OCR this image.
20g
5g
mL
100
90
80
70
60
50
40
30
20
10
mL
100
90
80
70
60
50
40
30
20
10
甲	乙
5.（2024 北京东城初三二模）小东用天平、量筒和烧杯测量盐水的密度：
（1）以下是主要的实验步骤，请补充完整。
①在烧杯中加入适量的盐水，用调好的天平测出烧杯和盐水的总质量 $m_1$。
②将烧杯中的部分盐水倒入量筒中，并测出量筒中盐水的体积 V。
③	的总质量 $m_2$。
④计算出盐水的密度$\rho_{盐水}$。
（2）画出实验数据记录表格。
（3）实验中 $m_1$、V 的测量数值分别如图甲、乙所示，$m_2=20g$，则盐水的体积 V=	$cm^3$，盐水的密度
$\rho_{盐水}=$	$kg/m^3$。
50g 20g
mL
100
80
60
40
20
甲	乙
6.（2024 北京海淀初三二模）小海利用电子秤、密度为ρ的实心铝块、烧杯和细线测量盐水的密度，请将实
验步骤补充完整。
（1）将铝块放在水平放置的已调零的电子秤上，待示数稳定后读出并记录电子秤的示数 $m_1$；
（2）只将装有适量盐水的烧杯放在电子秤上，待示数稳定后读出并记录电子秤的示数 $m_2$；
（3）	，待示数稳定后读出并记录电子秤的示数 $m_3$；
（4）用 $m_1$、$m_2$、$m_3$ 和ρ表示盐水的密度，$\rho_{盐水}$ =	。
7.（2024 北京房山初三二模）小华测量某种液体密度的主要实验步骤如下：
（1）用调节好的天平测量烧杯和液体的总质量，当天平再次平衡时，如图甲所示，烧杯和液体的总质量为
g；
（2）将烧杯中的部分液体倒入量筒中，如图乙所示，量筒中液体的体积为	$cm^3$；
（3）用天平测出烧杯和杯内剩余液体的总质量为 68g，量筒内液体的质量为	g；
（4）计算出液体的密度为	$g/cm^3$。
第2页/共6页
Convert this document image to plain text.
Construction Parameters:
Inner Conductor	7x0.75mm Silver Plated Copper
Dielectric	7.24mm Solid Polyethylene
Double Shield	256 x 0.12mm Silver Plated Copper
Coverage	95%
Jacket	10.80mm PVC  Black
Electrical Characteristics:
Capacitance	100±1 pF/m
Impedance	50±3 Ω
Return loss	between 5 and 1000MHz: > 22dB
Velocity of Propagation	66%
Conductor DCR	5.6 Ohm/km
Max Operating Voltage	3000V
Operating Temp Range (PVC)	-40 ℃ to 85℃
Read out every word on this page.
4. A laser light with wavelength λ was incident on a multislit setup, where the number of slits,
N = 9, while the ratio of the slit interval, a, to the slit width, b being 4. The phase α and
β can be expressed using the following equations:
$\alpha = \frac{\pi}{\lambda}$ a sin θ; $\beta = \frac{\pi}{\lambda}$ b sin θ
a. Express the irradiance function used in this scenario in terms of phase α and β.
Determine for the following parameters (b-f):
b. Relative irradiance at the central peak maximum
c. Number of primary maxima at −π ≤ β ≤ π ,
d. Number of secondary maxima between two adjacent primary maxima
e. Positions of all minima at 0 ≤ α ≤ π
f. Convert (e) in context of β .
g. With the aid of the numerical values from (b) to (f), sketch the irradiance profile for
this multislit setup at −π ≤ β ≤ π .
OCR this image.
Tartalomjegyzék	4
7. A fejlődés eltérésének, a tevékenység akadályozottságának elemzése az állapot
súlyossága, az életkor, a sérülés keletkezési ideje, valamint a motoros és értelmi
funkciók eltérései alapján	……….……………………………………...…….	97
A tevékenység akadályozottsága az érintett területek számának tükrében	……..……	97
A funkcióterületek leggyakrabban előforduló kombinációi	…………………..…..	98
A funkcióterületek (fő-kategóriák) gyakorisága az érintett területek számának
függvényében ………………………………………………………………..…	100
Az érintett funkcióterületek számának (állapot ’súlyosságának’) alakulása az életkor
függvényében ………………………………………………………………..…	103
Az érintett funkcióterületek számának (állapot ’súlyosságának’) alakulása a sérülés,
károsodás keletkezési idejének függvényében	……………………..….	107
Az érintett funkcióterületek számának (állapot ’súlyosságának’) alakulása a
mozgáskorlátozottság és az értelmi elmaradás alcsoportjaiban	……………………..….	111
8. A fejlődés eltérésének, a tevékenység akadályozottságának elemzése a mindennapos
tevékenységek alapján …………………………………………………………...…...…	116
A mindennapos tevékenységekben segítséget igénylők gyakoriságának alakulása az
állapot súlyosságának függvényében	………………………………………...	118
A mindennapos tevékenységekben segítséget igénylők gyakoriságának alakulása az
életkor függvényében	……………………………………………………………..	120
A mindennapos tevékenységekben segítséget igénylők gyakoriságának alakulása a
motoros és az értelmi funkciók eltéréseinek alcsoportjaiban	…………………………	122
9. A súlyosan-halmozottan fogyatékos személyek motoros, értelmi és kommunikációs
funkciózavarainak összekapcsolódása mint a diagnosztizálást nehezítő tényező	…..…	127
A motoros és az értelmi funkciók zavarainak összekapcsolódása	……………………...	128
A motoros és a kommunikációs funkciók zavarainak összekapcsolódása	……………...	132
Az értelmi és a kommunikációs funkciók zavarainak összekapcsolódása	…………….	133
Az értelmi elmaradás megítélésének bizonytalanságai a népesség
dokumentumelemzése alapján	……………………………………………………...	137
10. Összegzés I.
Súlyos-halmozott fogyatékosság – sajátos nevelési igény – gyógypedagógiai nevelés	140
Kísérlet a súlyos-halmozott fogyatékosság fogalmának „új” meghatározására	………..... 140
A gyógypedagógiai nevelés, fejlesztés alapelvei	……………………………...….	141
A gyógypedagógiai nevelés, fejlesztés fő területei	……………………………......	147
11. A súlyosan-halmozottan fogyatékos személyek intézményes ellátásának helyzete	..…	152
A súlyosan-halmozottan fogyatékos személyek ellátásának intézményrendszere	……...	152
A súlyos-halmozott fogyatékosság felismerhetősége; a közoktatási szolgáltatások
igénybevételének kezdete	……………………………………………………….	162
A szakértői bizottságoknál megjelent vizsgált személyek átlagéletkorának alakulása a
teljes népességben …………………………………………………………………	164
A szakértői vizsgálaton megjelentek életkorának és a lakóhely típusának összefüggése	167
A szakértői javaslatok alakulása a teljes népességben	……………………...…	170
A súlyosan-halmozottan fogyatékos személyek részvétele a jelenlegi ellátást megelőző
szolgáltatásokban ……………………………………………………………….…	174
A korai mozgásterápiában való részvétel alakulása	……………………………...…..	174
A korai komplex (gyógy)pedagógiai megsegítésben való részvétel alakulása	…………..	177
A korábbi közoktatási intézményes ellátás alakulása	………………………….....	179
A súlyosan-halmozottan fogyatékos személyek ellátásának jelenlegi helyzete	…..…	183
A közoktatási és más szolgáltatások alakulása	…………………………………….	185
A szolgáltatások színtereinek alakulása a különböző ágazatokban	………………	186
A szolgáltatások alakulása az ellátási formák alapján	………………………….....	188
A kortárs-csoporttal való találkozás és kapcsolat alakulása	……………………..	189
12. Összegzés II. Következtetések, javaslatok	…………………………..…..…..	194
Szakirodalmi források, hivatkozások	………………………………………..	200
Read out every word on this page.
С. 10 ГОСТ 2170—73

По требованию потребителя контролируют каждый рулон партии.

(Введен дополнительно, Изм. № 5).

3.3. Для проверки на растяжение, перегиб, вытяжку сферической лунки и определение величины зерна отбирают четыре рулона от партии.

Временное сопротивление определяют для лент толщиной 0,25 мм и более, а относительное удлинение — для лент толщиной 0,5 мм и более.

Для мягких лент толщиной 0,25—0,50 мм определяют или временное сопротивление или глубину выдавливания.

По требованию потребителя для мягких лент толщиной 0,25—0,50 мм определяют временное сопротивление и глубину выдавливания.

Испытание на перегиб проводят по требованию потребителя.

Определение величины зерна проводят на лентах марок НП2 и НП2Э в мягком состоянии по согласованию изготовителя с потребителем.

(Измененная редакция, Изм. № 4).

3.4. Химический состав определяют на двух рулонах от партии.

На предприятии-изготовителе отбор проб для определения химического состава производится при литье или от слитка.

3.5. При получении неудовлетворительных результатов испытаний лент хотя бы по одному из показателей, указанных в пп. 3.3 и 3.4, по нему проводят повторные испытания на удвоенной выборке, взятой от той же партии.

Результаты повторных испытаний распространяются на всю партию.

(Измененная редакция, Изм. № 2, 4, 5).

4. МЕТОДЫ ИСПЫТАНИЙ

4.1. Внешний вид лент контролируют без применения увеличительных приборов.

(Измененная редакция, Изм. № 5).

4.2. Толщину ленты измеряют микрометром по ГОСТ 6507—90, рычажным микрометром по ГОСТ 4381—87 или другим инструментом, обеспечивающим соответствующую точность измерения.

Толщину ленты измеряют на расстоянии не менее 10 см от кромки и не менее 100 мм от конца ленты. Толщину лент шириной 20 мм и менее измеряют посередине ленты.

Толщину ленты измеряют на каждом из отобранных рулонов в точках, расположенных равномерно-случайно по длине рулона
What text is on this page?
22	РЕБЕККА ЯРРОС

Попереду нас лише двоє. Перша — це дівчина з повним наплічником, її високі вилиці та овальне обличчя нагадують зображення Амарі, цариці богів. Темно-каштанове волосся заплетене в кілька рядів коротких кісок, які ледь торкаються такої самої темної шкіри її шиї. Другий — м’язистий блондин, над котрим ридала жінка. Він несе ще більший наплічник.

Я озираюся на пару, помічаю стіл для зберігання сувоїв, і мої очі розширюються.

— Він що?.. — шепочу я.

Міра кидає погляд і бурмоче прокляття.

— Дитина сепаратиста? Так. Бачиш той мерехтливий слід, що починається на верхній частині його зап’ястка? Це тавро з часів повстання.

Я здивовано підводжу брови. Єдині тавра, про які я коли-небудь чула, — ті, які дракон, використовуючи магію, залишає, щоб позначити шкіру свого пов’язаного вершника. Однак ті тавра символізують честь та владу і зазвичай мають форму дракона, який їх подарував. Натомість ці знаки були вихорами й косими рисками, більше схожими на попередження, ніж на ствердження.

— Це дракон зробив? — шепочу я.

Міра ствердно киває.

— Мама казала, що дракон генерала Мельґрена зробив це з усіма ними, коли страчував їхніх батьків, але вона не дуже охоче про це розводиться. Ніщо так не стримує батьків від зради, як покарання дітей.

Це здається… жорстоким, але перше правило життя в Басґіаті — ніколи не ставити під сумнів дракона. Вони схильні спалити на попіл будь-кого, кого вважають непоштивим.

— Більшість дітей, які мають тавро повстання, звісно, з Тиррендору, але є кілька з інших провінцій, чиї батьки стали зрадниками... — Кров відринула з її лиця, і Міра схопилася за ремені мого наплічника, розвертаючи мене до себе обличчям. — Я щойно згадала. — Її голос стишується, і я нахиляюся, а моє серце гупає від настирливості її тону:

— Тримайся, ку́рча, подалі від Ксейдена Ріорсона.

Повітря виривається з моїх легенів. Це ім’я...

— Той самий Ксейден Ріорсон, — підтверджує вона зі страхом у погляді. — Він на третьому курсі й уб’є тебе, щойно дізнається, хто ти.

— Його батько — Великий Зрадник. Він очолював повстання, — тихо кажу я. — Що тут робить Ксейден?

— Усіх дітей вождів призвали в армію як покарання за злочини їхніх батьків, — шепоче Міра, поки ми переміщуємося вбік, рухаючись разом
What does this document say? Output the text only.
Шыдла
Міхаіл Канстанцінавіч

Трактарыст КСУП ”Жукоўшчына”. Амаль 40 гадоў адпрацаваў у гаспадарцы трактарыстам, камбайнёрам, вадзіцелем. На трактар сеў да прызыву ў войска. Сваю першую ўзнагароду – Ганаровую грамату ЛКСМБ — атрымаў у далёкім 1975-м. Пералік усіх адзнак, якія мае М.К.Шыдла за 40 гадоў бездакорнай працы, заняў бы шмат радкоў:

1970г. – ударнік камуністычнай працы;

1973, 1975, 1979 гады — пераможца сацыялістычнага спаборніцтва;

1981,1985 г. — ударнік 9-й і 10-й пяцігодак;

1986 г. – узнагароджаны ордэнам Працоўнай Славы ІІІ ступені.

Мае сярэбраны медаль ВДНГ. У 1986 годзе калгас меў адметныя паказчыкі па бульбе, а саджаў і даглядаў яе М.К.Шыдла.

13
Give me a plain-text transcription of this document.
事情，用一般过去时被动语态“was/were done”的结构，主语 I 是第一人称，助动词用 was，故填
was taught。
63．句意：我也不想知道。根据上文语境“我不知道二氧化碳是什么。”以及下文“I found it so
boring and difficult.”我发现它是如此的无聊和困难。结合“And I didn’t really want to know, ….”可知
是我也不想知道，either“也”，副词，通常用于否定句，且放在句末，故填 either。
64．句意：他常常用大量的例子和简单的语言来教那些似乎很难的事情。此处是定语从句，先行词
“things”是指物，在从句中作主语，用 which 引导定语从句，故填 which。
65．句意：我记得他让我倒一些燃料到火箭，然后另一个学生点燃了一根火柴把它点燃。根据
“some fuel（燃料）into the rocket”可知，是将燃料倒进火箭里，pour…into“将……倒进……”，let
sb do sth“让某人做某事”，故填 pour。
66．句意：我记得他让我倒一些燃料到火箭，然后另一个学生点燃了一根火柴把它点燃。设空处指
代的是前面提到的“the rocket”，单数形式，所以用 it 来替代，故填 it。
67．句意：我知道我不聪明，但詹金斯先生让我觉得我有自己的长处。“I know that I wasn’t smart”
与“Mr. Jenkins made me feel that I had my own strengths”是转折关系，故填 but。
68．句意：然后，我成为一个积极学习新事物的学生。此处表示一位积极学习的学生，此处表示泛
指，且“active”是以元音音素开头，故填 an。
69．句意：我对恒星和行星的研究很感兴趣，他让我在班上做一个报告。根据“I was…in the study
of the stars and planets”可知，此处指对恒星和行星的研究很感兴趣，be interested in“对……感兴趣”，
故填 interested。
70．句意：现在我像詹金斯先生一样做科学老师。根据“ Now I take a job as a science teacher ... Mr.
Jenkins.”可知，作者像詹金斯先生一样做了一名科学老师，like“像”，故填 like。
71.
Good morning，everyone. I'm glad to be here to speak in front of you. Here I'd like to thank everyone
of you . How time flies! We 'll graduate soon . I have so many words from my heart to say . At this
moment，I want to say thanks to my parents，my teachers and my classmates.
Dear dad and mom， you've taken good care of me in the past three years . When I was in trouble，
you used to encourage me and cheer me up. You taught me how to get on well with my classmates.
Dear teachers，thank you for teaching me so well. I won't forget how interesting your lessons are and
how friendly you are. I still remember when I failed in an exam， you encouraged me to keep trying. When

- What needs to be done
Copy each line of the listing that includes "rocket".

- Finished exercise
“some fuel（燃料）into the rocket”可知，是将燃料倒进火箭里，pour…into“将……倒进……”，let
代的是前面提到的“the rocket”，单数形式，所以用 it 来替代，故填 it。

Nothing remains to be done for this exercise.